* Rows
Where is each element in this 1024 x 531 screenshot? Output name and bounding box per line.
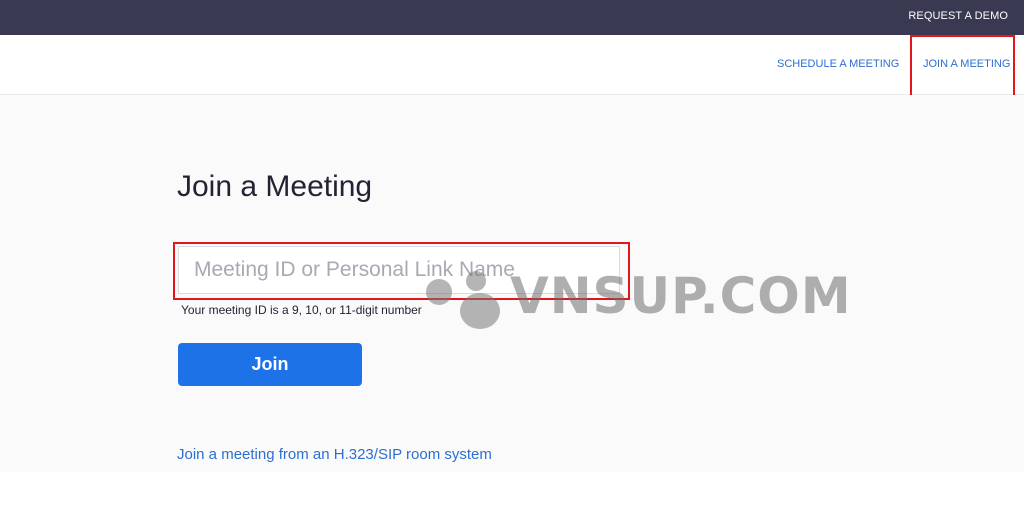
meeting-id-input[interactable]: [178, 246, 620, 294]
nav-join-meeting[interactable]: JOIN A MEETING: [923, 58, 1010, 70]
nav-schedule-meeting[interactable]: SCHEDULE A MEETING: [777, 58, 899, 70]
meeting-id-helper-text: Your meeting ID is a 9, 10, or 11-digit …: [181, 303, 422, 317]
top-bar: REQUEST A DEMO: [0, 0, 1024, 35]
page-title: Join a Meeting: [177, 170, 373, 203]
header-nav: SCHEDULE A MEETING JOIN A MEETING: [0, 35, 1024, 95]
join-button[interactable]: Join: [178, 343, 362, 386]
h323-sip-link[interactable]: Join a meeting from an H.323/SIP room sy…: [177, 446, 492, 463]
request-demo-link[interactable]: REQUEST A DEMO: [908, 10, 1008, 22]
footer-area: [0, 472, 1024, 531]
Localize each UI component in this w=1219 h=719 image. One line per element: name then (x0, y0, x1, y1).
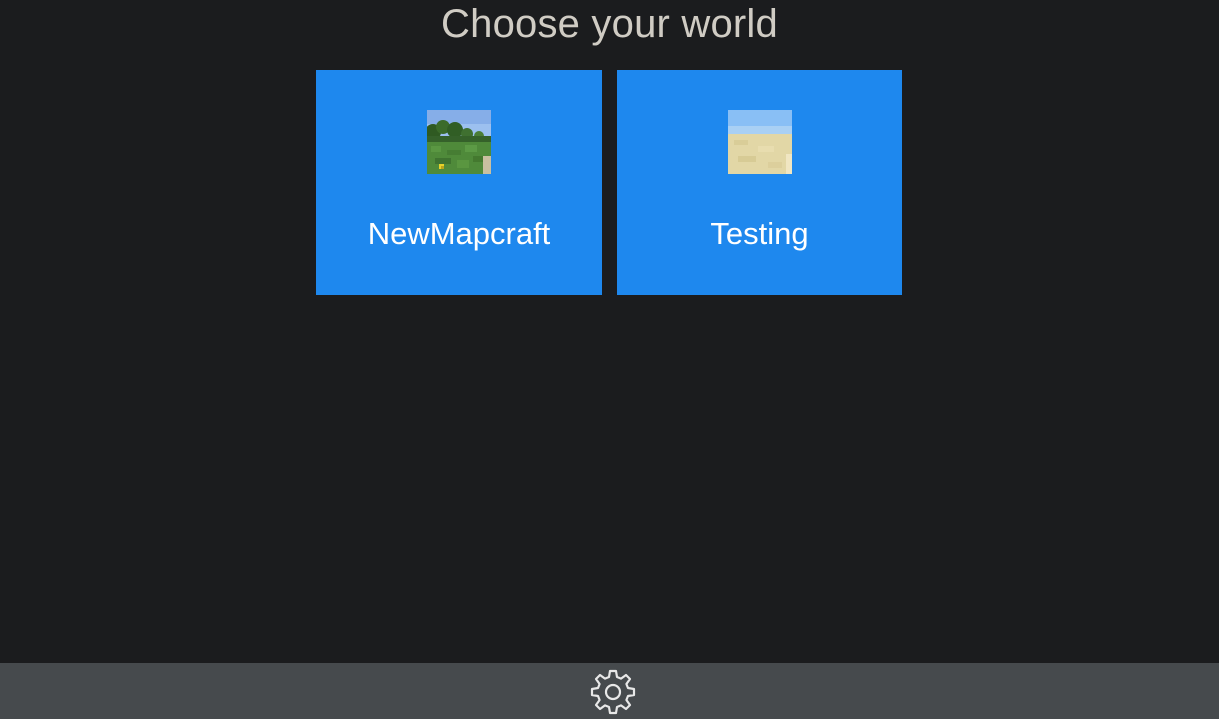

* Task instructions
Count how many lines of the material above contain the string "this", and give only that number.

* Answer in full
2